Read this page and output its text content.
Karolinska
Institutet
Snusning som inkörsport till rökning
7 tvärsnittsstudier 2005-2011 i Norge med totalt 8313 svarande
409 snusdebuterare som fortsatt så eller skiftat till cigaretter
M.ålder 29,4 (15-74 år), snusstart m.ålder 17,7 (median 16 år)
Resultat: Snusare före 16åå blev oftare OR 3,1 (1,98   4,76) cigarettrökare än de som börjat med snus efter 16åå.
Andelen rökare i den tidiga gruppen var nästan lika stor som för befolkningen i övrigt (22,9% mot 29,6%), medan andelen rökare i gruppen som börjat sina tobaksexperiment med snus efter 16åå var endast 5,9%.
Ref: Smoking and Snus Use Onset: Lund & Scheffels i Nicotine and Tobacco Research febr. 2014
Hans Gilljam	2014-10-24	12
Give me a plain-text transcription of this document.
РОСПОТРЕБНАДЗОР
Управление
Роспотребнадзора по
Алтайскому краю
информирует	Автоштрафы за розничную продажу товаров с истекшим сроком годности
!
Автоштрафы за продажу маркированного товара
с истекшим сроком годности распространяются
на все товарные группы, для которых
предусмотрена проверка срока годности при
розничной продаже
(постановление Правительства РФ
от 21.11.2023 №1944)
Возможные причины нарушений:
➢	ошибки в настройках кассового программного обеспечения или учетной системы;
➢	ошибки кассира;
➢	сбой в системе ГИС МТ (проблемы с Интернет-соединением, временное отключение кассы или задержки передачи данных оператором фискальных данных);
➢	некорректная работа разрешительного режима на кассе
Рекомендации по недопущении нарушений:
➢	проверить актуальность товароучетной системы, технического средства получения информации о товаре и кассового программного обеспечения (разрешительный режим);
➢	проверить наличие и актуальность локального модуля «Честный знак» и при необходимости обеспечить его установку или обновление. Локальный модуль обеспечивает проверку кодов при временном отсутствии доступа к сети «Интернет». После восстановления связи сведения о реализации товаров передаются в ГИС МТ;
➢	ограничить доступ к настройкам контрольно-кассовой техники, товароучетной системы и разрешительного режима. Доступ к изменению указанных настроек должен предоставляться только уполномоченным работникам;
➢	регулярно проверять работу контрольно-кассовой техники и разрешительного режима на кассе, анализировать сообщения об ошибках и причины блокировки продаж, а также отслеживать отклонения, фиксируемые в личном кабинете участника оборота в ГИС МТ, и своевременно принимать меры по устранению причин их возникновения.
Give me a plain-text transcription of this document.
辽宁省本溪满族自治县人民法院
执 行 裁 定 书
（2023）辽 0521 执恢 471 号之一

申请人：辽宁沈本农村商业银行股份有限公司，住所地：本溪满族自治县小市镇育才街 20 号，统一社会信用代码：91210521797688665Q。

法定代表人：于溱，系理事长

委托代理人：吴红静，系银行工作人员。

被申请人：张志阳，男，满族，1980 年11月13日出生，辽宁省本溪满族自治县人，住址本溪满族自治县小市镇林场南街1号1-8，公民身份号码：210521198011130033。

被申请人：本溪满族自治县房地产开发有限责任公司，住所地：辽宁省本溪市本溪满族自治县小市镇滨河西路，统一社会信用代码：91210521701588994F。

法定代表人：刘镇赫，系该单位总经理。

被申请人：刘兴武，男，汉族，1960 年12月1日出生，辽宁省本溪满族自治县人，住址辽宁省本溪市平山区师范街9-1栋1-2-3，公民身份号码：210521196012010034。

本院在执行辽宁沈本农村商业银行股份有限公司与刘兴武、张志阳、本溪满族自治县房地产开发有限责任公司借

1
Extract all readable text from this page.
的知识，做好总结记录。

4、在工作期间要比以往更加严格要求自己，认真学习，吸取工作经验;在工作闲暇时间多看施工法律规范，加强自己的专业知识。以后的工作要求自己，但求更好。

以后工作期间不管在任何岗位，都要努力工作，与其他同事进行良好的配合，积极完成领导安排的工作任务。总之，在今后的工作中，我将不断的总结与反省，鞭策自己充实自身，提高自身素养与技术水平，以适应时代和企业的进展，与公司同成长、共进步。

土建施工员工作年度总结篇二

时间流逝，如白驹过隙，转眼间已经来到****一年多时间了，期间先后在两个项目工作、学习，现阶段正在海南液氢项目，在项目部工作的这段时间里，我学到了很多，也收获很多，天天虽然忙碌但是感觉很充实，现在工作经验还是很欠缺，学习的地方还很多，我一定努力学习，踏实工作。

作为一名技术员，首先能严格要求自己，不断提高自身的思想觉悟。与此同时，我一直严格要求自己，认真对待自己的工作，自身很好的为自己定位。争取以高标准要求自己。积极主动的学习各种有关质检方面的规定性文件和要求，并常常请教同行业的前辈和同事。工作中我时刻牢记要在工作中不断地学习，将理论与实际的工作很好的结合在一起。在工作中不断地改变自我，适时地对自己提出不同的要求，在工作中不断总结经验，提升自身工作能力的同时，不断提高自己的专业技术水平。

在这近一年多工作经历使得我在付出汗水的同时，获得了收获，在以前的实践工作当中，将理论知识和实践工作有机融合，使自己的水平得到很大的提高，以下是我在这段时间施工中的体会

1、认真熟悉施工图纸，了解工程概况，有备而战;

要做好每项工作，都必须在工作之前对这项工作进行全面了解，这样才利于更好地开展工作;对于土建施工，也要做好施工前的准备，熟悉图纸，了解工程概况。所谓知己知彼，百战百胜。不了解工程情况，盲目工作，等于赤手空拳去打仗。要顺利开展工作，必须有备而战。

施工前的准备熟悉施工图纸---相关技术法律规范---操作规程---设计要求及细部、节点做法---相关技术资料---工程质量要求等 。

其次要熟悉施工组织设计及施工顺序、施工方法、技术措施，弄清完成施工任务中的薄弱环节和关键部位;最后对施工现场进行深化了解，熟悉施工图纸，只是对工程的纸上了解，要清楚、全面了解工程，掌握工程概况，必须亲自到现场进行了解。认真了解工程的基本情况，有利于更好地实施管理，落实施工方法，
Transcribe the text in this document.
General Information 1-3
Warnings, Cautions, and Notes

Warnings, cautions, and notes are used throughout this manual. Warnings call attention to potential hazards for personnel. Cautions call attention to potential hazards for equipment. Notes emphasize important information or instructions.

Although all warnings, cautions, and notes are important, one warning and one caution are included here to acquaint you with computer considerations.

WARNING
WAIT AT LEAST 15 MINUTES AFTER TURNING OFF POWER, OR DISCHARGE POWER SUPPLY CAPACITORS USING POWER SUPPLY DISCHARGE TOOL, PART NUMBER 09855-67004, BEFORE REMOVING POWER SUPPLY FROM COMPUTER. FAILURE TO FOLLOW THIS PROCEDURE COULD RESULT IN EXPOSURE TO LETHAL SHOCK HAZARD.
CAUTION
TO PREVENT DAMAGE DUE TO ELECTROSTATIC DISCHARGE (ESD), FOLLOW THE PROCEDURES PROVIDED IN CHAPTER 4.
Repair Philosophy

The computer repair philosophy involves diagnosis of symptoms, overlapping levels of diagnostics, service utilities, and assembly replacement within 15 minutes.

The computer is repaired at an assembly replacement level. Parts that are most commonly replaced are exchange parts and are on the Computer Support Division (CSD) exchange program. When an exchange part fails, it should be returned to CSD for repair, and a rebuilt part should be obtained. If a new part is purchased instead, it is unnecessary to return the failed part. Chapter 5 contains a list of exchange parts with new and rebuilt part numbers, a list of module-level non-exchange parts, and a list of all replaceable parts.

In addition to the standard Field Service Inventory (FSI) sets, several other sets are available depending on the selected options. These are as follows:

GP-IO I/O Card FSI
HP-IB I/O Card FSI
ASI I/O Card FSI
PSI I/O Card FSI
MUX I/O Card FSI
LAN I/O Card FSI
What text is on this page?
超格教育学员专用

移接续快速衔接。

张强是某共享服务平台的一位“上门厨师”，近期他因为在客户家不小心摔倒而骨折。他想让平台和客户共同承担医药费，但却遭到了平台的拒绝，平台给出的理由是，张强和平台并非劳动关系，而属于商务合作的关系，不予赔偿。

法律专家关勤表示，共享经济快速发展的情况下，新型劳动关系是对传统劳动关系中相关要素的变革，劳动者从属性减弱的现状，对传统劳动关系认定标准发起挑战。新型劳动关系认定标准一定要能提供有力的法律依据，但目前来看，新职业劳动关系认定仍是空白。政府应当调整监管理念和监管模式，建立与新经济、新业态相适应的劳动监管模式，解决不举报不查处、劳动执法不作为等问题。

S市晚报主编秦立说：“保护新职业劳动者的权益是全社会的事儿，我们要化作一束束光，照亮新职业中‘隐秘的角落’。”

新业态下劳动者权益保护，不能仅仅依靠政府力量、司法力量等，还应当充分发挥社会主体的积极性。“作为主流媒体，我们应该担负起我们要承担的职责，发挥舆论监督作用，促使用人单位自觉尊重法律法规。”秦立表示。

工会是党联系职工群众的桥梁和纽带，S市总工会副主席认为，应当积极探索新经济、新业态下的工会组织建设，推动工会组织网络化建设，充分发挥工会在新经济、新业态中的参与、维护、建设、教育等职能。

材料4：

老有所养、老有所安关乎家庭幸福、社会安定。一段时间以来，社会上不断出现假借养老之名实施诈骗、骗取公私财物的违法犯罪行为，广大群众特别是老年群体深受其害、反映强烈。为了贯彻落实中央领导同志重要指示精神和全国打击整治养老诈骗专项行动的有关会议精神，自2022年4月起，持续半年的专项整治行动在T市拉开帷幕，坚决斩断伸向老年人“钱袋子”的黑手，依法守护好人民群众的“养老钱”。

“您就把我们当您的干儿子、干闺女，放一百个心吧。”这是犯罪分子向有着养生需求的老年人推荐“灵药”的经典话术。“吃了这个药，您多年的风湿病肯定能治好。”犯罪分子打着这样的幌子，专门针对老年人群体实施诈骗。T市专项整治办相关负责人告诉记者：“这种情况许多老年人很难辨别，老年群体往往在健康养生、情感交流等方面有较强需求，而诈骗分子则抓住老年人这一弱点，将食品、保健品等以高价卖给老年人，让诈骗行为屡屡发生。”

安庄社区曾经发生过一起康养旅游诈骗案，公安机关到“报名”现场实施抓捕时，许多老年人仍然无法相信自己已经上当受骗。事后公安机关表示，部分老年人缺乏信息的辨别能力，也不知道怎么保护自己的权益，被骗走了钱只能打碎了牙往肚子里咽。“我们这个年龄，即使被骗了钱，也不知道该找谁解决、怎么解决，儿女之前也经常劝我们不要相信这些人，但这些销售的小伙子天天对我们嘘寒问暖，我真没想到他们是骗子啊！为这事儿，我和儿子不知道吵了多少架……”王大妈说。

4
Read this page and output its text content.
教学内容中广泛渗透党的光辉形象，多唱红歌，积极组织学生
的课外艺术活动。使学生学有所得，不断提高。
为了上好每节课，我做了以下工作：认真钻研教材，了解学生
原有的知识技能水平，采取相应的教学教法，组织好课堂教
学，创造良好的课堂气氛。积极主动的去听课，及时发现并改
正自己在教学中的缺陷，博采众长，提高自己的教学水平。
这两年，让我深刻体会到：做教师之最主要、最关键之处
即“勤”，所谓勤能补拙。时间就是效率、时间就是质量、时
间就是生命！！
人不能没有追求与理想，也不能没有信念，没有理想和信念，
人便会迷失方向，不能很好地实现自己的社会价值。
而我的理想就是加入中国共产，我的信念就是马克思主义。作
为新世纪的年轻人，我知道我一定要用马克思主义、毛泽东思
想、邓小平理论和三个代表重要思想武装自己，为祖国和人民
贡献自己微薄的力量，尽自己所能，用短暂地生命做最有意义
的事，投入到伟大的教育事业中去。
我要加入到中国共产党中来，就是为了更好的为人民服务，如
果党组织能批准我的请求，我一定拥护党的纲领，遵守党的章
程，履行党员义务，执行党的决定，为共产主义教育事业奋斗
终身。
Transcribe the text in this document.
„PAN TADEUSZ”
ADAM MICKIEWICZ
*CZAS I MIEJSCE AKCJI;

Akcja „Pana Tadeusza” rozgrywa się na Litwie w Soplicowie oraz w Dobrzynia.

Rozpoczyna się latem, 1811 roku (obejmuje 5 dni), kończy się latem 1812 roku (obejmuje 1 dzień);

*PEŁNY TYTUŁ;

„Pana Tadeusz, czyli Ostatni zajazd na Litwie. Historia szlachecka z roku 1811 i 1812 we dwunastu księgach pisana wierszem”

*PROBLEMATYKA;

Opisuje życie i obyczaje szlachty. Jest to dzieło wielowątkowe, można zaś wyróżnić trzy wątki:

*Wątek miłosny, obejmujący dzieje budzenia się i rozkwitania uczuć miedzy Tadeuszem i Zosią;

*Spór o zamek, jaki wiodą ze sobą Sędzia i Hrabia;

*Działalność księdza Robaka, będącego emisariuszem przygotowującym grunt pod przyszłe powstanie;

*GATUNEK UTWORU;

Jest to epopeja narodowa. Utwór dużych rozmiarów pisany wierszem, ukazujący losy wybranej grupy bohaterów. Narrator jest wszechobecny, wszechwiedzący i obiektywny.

************

● Set problem: Extract every line containing the string "公民身份号码" from the data above.

● Result of the task:
被申请人：张志阳，男，满族，1980 年11月13日出生，辽宁省本溪满族自治县人，住址本溪满族自治县小市镇林场南街1号1-8，公民身份号码：210521198011130033。
被申请人：刘兴武，男，汉族，1960 年12月1日出生，辽宁省本溪满族自治县人，住址辽宁省本溪市平山区师范街9-1栋1-2-3，公民身份号码：210521196012010034。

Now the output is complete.